▶ _What is needed_: Keep only the lines of the data below that contain "grid", and copy them.

▶ _Dataset excerpts_:
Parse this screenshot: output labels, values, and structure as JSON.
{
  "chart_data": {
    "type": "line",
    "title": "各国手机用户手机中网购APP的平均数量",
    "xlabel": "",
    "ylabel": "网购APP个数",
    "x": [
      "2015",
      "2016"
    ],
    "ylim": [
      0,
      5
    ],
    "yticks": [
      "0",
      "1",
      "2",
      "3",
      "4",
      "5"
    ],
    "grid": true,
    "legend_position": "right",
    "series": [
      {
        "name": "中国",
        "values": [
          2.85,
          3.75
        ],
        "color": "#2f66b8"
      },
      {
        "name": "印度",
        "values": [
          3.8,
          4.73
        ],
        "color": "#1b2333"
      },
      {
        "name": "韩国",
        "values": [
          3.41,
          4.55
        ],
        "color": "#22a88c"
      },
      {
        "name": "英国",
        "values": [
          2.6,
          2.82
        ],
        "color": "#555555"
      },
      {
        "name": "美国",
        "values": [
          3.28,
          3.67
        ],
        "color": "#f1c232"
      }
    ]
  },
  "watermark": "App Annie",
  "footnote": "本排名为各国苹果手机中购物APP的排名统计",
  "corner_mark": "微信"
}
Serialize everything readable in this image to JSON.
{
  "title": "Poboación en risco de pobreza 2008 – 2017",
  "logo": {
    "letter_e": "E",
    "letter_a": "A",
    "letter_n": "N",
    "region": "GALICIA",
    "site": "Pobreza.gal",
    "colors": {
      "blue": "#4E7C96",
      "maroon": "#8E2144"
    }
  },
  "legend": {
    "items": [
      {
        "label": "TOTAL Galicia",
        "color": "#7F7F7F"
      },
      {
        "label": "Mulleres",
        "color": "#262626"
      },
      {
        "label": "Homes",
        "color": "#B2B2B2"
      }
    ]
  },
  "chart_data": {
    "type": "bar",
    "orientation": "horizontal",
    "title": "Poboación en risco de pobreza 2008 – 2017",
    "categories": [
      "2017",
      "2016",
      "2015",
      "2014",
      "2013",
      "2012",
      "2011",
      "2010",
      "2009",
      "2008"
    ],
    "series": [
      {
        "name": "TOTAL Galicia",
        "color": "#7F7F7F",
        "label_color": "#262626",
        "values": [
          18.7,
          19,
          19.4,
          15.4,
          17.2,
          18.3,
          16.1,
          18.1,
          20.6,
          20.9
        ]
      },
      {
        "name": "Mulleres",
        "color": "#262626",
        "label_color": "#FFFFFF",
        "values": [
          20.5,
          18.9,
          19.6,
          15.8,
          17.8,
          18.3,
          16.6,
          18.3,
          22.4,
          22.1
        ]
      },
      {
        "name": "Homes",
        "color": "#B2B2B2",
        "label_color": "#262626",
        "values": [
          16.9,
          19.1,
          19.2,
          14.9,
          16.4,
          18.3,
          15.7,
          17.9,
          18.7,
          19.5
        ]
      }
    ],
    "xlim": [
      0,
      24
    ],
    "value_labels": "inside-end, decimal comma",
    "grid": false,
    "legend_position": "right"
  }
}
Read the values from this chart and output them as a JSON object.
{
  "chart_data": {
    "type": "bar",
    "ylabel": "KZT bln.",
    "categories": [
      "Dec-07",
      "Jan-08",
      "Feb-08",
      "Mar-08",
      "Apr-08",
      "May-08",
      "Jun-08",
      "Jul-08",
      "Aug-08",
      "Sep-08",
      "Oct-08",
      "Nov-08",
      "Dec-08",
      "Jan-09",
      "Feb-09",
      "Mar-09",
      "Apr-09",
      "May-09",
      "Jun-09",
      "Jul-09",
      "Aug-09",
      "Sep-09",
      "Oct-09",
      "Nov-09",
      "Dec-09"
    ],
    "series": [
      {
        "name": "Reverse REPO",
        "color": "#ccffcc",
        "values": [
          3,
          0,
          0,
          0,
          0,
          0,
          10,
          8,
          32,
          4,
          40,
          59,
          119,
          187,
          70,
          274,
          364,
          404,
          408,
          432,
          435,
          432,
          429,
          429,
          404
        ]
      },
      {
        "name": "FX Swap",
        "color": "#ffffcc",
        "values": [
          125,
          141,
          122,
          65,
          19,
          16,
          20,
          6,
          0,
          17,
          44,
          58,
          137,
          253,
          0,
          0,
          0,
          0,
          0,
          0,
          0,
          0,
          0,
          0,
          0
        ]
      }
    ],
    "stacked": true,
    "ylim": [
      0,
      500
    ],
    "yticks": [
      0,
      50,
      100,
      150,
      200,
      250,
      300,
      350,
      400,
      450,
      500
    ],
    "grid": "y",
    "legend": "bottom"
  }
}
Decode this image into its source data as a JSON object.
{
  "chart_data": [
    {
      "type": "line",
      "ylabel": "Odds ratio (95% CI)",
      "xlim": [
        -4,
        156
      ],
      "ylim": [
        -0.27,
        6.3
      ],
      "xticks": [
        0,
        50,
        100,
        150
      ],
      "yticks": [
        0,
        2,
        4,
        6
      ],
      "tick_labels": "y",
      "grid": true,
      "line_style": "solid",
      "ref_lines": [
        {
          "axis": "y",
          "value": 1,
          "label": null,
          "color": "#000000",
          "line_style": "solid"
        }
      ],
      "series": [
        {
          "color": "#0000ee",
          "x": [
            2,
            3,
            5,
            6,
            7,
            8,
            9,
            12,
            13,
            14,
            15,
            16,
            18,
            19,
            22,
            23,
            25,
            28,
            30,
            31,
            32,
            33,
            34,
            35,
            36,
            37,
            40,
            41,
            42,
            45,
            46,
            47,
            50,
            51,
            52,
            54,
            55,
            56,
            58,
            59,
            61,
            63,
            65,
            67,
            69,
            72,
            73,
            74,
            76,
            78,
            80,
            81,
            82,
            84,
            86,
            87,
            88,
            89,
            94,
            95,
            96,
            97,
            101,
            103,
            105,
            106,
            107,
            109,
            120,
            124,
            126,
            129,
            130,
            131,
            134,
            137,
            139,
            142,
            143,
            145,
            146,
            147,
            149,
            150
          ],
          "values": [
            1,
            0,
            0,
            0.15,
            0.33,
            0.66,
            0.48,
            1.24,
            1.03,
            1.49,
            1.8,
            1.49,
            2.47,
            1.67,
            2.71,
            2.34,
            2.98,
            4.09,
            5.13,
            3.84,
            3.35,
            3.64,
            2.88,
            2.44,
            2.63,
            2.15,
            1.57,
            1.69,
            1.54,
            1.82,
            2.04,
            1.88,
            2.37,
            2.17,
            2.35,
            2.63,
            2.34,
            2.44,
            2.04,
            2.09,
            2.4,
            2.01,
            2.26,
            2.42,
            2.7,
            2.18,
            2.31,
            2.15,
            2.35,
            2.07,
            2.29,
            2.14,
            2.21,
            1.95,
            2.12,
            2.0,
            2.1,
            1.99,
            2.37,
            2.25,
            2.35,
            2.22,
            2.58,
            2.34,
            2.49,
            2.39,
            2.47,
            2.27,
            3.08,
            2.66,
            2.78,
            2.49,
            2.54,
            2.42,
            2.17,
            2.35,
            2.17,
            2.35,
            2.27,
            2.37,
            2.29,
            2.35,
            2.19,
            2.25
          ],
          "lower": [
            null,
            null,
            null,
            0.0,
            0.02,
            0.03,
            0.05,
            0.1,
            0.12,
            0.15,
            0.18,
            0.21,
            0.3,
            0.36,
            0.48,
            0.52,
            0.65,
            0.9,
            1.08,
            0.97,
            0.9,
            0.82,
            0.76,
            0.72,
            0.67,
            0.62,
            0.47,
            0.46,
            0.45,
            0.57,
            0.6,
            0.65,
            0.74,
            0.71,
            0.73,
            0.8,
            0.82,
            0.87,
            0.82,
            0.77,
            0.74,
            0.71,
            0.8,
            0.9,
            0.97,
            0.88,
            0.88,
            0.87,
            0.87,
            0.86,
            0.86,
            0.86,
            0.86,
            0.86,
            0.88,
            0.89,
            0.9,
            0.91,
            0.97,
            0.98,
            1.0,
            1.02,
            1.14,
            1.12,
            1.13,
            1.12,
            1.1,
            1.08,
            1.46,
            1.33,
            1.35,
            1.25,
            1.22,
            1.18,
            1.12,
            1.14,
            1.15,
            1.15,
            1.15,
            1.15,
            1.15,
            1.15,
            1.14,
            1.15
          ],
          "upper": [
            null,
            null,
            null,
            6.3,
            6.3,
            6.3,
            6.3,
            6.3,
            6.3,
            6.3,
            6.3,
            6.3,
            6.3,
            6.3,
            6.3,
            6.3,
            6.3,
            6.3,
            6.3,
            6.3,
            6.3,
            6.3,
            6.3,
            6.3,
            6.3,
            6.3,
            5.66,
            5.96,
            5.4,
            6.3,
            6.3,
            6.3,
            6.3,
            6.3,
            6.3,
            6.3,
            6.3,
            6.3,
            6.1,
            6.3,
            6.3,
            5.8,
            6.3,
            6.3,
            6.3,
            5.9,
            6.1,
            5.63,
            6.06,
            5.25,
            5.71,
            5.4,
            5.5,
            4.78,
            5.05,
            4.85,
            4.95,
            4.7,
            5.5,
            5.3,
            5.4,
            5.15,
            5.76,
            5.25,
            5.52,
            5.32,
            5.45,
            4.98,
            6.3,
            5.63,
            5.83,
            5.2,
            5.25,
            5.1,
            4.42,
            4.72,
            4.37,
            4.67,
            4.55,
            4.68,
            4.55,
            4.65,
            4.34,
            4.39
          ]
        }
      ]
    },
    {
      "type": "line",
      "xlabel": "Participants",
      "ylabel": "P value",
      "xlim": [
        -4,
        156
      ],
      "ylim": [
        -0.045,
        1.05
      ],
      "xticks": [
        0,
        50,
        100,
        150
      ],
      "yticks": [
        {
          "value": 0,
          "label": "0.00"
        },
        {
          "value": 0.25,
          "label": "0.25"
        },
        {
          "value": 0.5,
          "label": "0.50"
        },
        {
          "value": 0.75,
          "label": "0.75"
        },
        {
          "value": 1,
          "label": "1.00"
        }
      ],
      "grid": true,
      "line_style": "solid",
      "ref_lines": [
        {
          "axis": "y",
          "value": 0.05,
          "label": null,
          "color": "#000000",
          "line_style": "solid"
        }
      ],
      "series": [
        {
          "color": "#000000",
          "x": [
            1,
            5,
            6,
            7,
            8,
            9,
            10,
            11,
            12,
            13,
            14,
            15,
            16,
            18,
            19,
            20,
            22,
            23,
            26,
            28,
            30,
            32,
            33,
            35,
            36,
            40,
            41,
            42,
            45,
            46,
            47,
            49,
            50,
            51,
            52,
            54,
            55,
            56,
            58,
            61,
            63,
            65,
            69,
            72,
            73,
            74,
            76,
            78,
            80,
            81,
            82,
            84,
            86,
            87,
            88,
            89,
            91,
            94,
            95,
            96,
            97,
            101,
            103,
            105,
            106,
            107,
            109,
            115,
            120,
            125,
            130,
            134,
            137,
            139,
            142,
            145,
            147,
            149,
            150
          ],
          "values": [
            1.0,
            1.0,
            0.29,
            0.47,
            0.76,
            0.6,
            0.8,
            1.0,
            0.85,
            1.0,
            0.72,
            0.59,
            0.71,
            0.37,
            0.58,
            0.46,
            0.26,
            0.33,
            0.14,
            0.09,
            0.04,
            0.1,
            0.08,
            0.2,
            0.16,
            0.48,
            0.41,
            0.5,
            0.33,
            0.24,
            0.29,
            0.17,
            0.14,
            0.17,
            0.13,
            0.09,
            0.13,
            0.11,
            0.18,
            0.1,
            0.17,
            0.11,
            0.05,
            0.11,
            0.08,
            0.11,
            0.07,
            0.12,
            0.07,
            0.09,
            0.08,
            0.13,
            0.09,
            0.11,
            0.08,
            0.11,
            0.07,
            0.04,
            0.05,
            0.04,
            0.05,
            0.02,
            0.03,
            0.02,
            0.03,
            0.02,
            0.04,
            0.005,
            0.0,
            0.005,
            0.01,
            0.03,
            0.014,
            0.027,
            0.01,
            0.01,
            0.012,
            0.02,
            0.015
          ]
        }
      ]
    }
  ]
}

▶ _Written solution_:
    "grid": true,
    "grid": false,
    "grid": "y",
      "grid": true,
      "grid": true,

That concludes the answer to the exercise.